** Problem description **
In the forum reply about the charmrun error, what does the "+netpoll" option disable?

Re: Error in when using charmrun

From: Gengbin Zheng (gzheng_at_ks.uiuc.edu)
Date: Sat Jan 08 2005 - 21:00:03 CST

Something pretty bad happened here, probably not in charmrun. The
message seemed to be corrupted and delivered to a wrong function.
We haven't tested on Linux Alpha for a long time. I can't tell for sure
why this happens.
could you try run this again, but with "+netpoll" option, which disables
asynchronous I/O interruption.

Gengbin

Eric Peterson wrote:

>I'm trying to get a parallel run going on a Linux Alpha cluster here at
>Caltech... Things seem to start okay but then I run into a cryptic error
>about something called "CWeb performance data"?? Has anyone run into this
>error before?
>
>Here's the output to standard error:
>
>-----
>
>Charmrun> charmrun started...

** Recorded information **
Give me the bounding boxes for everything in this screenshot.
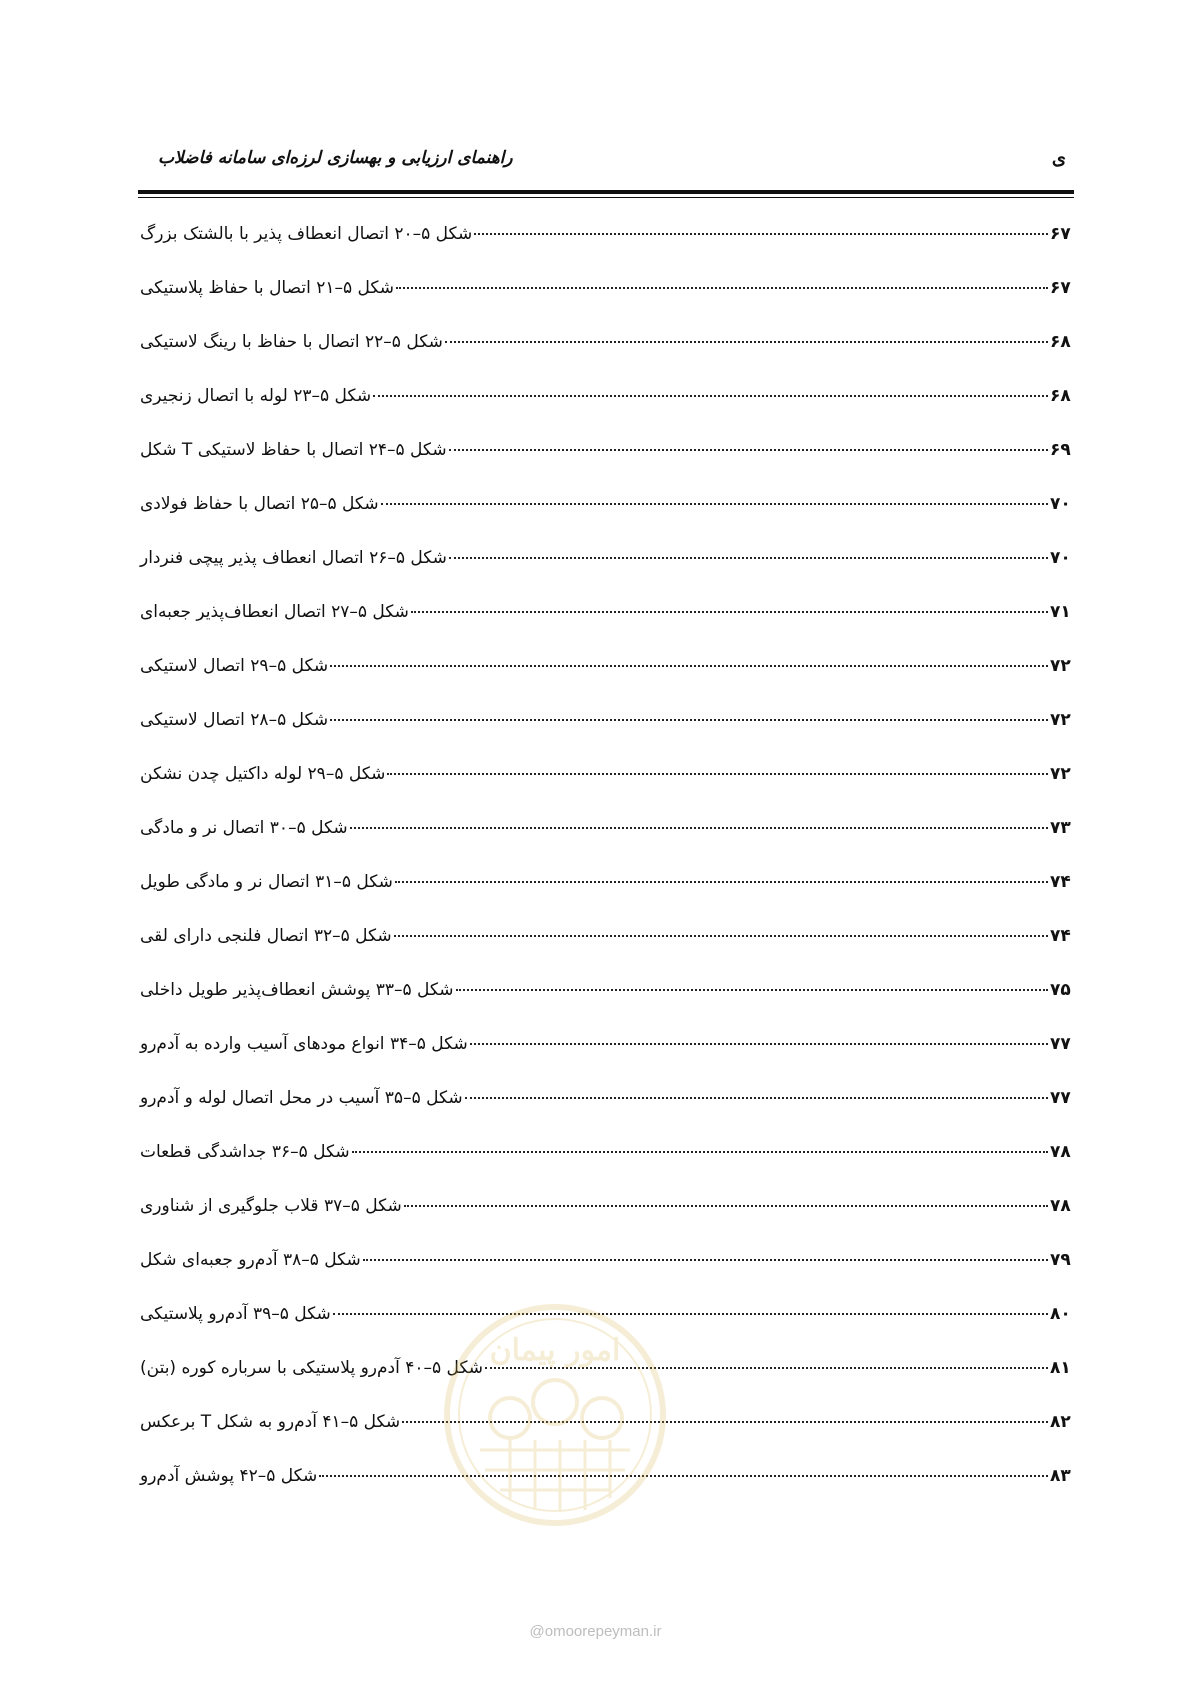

** Response to the task **
It disables asynchronous I/O interruption.